╭─ Input for this task

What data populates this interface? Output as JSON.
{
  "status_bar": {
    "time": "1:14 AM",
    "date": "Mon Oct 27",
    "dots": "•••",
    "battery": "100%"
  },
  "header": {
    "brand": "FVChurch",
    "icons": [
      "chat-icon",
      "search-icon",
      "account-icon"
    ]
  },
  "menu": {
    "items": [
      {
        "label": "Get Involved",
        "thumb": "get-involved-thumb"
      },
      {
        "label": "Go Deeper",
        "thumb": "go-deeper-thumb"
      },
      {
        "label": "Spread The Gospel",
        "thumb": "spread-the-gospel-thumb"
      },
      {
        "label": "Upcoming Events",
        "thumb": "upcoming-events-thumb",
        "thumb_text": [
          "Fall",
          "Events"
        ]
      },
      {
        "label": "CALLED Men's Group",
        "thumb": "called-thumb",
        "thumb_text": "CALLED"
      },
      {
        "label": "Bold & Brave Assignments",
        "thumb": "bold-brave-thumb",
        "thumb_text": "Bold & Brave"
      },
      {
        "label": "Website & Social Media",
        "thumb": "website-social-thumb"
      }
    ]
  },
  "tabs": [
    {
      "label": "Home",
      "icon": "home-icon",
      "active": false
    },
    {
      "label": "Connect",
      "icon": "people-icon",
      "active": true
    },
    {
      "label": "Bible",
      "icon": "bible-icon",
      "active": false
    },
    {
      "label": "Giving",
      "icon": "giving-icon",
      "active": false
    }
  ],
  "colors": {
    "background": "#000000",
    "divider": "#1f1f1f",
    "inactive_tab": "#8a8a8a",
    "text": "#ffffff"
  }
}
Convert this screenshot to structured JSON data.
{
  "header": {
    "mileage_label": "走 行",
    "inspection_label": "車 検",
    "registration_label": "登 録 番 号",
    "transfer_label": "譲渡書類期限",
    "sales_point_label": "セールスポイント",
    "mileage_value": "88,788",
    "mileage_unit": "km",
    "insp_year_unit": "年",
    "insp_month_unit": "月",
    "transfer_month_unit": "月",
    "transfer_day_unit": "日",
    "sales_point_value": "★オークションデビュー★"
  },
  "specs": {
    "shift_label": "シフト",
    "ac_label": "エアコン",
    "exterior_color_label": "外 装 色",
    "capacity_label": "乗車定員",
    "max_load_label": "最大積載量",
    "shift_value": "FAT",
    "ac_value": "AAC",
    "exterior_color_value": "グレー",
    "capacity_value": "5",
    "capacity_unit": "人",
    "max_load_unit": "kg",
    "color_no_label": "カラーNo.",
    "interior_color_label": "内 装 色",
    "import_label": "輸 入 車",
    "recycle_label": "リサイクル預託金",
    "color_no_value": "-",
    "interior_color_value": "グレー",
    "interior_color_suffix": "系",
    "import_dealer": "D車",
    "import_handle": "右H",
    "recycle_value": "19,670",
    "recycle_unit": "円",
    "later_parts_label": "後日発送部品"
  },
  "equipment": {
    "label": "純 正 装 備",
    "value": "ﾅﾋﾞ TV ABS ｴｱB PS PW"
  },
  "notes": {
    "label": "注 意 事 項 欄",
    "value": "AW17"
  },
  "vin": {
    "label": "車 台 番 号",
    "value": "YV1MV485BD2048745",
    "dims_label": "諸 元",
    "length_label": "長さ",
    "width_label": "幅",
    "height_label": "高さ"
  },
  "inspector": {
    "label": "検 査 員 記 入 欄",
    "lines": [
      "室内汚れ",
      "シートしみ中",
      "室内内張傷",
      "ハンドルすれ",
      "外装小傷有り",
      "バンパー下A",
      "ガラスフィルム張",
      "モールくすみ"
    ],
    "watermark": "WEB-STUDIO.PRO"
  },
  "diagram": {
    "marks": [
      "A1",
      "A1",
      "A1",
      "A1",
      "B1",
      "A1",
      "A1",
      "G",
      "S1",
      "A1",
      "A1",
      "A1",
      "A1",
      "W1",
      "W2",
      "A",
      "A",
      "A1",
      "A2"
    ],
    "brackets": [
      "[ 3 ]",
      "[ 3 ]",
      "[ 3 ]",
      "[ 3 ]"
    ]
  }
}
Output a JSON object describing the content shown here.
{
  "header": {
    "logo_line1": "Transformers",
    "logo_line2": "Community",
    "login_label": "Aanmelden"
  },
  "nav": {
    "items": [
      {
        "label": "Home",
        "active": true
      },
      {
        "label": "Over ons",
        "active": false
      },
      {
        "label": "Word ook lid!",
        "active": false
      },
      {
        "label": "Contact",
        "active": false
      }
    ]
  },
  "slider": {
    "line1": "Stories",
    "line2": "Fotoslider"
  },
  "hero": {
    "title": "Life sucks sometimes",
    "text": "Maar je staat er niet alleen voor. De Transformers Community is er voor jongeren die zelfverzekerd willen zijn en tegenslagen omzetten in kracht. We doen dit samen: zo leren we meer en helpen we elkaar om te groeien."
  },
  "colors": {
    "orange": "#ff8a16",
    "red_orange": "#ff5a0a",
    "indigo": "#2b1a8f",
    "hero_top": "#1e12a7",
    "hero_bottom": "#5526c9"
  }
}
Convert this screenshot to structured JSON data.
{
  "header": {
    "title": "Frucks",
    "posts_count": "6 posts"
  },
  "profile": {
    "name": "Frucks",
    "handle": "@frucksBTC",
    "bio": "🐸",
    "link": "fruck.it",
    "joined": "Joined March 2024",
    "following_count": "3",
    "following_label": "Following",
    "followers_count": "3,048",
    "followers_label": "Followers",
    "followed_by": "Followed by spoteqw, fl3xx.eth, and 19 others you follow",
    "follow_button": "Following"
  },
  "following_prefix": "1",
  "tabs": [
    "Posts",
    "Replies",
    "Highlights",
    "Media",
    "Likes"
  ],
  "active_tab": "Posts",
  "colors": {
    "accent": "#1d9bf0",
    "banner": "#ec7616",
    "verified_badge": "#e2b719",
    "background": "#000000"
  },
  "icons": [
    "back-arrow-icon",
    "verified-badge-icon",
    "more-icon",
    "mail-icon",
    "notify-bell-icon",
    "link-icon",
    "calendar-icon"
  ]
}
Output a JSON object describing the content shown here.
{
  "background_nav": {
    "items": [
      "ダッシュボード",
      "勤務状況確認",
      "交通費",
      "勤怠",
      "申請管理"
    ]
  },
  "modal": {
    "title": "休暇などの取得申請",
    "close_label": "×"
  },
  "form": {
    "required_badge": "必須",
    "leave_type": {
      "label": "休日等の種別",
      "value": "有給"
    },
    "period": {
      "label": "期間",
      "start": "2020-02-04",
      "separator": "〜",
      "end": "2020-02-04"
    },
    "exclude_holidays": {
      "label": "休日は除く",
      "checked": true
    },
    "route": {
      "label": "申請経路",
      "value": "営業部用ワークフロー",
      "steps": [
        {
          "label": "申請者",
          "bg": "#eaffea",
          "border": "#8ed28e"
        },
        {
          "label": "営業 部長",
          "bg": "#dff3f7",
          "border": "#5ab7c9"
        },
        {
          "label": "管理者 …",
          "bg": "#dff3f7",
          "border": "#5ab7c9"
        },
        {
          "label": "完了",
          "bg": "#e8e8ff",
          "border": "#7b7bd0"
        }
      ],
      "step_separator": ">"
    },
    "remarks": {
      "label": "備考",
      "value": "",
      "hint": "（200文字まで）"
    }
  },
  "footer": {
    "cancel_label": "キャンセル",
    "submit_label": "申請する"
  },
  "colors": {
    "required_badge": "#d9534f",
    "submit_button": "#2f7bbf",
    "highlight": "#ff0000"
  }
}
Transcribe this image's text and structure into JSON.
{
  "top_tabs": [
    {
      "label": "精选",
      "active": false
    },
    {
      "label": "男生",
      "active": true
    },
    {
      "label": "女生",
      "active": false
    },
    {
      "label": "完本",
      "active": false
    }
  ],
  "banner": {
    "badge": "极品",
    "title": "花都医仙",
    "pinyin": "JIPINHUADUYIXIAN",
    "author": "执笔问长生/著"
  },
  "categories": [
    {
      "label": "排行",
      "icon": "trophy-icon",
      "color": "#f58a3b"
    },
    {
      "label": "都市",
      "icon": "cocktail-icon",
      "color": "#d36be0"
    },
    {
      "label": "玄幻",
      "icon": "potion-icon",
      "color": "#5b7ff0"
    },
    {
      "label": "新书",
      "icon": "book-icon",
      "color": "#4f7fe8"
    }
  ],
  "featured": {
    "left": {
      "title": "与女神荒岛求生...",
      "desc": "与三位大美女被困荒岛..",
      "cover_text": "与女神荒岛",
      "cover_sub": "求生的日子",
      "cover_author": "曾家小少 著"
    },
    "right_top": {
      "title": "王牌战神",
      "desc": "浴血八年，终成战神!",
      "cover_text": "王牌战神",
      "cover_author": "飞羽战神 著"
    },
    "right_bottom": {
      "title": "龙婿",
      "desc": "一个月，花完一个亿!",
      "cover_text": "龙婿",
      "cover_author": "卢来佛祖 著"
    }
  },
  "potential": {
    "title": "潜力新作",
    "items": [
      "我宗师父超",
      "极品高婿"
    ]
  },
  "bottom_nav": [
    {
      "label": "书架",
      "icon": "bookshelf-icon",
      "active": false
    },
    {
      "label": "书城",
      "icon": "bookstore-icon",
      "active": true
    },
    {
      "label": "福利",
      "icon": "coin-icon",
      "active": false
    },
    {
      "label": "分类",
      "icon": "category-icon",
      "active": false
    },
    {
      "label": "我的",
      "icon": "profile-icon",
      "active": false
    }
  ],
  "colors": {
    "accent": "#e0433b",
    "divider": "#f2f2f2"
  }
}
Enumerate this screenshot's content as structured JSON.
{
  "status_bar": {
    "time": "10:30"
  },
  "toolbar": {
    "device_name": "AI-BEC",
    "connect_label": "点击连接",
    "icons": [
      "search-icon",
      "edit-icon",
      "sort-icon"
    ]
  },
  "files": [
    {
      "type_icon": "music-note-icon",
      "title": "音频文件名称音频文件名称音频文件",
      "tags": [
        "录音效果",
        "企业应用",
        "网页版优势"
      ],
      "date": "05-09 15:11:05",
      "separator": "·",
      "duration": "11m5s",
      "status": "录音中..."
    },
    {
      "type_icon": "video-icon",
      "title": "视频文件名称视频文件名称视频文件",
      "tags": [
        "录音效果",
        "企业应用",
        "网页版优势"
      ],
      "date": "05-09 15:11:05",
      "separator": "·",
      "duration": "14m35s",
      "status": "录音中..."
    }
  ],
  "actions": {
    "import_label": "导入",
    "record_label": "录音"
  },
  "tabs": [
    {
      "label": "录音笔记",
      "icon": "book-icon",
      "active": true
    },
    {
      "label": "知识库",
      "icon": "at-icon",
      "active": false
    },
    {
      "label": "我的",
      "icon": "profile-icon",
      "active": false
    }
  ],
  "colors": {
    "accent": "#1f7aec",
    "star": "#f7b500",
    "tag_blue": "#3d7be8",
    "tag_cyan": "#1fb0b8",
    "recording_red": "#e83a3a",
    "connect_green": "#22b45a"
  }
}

╰─

What is needed :: Pull out and copy each line containing the string "title".

Complete output ::
    "title": "Life sucks sometimes",
    "title": "Frucks",
    "title": "休暇などの取得申請",
    "title": "花都医仙",
      "title": "与女神荒岛求生...",
      "title": "王牌战神",
      "title": "龙婿",
    "title": "潜力新作",
      "title": "音频文件名称音频文件名称音频文件",
      "title": "视频文件名称视频文件名称视频文件",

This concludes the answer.